▶ STATED TASK: Write out the whole listing again, exactly as given.

[Dataset records]
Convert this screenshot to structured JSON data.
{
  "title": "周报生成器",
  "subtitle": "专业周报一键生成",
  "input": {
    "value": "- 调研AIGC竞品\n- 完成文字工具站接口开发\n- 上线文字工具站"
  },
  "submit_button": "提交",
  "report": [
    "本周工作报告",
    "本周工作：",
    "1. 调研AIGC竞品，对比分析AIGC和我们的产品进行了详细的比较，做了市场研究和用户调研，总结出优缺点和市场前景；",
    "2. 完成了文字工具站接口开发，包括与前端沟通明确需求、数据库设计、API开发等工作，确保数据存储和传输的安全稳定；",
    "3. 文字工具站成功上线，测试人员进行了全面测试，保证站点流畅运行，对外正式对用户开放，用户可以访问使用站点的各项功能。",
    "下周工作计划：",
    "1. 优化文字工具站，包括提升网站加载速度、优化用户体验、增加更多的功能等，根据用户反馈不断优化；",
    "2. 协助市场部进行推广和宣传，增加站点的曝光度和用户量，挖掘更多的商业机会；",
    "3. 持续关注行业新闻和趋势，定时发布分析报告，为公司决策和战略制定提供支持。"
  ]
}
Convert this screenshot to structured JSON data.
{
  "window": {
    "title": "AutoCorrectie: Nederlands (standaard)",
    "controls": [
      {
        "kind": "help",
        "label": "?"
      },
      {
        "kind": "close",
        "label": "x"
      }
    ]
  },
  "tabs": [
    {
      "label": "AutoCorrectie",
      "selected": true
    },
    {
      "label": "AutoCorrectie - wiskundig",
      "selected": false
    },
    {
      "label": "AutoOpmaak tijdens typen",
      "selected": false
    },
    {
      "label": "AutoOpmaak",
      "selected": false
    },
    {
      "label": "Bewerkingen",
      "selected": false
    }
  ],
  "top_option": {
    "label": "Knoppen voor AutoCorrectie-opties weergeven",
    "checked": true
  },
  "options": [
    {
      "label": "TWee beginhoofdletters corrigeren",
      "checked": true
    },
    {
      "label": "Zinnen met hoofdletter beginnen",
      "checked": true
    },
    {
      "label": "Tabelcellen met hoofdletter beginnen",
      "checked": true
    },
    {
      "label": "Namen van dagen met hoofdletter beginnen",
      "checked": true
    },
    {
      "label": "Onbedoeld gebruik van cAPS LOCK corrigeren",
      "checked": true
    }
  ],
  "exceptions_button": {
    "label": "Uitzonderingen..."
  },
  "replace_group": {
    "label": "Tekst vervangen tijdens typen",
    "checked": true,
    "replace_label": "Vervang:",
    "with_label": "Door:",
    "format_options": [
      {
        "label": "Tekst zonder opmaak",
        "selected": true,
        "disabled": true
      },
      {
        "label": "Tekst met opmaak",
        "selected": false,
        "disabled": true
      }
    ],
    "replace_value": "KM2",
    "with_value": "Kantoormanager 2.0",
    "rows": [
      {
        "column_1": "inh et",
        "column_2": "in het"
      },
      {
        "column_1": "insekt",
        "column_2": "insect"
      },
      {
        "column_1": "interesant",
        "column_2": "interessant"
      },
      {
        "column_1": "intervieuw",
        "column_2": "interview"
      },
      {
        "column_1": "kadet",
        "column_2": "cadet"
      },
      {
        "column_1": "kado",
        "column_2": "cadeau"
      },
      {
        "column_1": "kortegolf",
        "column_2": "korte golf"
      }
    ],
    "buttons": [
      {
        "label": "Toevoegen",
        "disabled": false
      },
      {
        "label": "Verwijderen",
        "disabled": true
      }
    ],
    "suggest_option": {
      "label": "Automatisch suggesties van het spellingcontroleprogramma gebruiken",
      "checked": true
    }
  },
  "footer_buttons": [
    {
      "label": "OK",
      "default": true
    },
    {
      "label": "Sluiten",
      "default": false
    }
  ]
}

▶ COMPLETE OUTPUT:
Convert this screenshot to structured JSON data.
{
  "title": "周报生成器",
  "subtitle": "专业周报一键生成",
  "input": {
    "value": "- 调研AIGC竞品\n- 完成文字工具站接口开发\n- 上线文字工具站"
  },
  "submit_button": "提交",
  "report": [
    "本周工作报告",
    "本周工作：",
    "1. 调研AIGC竞品，对比分析AIGC和我们的产品进行了详细的比较，做了市场研究和用户调研，总结出优缺点和市场前景；",
    "2. 完成了文字工具站接口开发，包括与前端沟通明确需求、数据库设计、API开发等工作，确保数据存储和传输的安全稳定；",
    "3. 文字工具站成功上线，测试人员进行了全面测试，保证站点流畅运行，对外正式对用户开放，用户可以访问使用站点的各项功能。",
    "下周工作计划：",
    "1. 优化文字工具站，包括提升网站加载速度、优化用户体验、增加更多的功能等，根据用户反馈不断优化；",
    "2. 协助市场部进行推广和宣传，增加站点的曝光度和用户量，挖掘更多的商业机会；",
    "3. 持续关注行业新闻和趋势，定时发布分析报告，为公司决策和战略制定提供支持。"
  ]
}
Convert this screenshot to structured JSON data.
{
  "window": {
    "title": "AutoCorrectie: Nederlands (standaard)",
    "controls": [
      {
        "kind": "help",
        "label": "?"
      },
      {
        "kind": "close",
        "label": "x"
      }
    ]
  },
  "tabs": [
    {
      "label": "AutoCorrectie",
      "selected": true
    },
    {
      "label": "AutoCorrectie - wiskundig",
      "selected": false
    },
    {
      "label": "AutoOpmaak tijdens typen",
      "selected": false
    },
    {
      "label": "AutoOpmaak",
      "selected": false
    },
    {
      "label": "Bewerkingen",
      "selected": false
    }
  ],
  "top_option": {
    "label": "Knoppen voor AutoCorrectie-opties weergeven",
    "checked": true
  },
  "options": [
    {
      "label": "TWee beginhoofdletters corrigeren",
      "checked": true
    },
    {
      "label": "Zinnen met hoofdletter beginnen",
      "checked": true
    },
    {
      "label": "Tabelcellen met hoofdletter beginnen",
      "checked": true
    },
    {
      "label": "Namen van dagen met hoofdletter beginnen",
      "checked": true
    },
    {
      "label": "Onbedoeld gebruik van cAPS LOCK corrigeren",
      "checked": true
    }
  ],
  "exceptions_button": {
    "label": "Uitzonderingen..."
  },
  "replace_group": {
    "label": "Tekst vervangen tijdens typen",
    "checked": true,
    "replace_label": "Vervang:",
    "with_label": "Door:",
    "format_options": [
      {
        "label": "Tekst zonder opmaak",
        "selected": true,
        "disabled": true
      },
      {
        "label": "Tekst met opmaak",
        "selected": false,
        "disabled": true
      }
    ],
    "replace_value": "KM2",
    "with_value": "Kantoormanager 2.0",
    "rows": [
      {
        "column_1": "inh et",
        "column_2": "in het"
      },
      {
        "column_1": "insekt",
        "column_2": "insect"
      },
      {
        "column_1": "interesant",
        "column_2": "interessant"
      },
      {
        "column_1": "intervieuw",
        "column_2": "interview"
      },
      {
        "column_1": "kadet",
        "column_2": "cadet"
      },
      {
        "column_1": "kado",
        "column_2": "cadeau"
      },
      {
        "column_1": "kortegolf",
        "column_2": "korte golf"
      }
    ],
    "buttons": [
      {
        "label": "Toevoegen",
        "disabled": false
      },
      {
        "label": "Verwijderen",
        "disabled": true
      }
    ],
    "suggest_option": {
      "label": "Automatisch suggesties van het spellingcontroleprogramma gebruiken",
      "checked": true
    }
  },
  "footer_buttons": [
    {
      "label": "OK",
      "default": true
    },
    {
      "label": "Sluiten",
      "default": false
    }
  ]
}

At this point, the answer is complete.